* **DATA IN THIS EXERCISE**
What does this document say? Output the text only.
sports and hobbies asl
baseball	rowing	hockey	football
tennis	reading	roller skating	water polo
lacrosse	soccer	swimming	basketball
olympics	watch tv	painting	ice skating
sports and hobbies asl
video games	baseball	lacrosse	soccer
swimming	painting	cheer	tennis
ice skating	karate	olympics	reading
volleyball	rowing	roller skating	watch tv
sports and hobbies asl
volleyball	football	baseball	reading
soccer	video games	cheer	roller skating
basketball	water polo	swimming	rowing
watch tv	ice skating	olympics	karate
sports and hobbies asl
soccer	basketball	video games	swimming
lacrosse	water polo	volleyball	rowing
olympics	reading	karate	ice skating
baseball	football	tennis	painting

* **PROBLEM TO SOLVE**
Return all of the entries word for word.

* **THE ANSWER**
What does this document say? Output the text only.
sports and hobbies asl
baseball	rowing	hockey	football
tennis	reading	roller skating	water polo
lacrosse	soccer	swimming	basketball
olympics	watch tv	painting	ice skating
sports and hobbies asl
video games	baseball	lacrosse	soccer
swimming	painting	cheer	tennis
ice skating	karate	olympics	reading
volleyball	rowing	roller skating	watch tv
sports and hobbies asl
volleyball	football	baseball	reading
soccer	video games	cheer	roller skating
basketball	water polo	swimming	rowing
watch tv	ice skating	olympics	karate
sports and hobbies asl
soccer	basketball	video games	swimming
lacrosse	water polo	volleyball	rowing
olympics	reading	karate	ice skating
baseball	football	tennis	painting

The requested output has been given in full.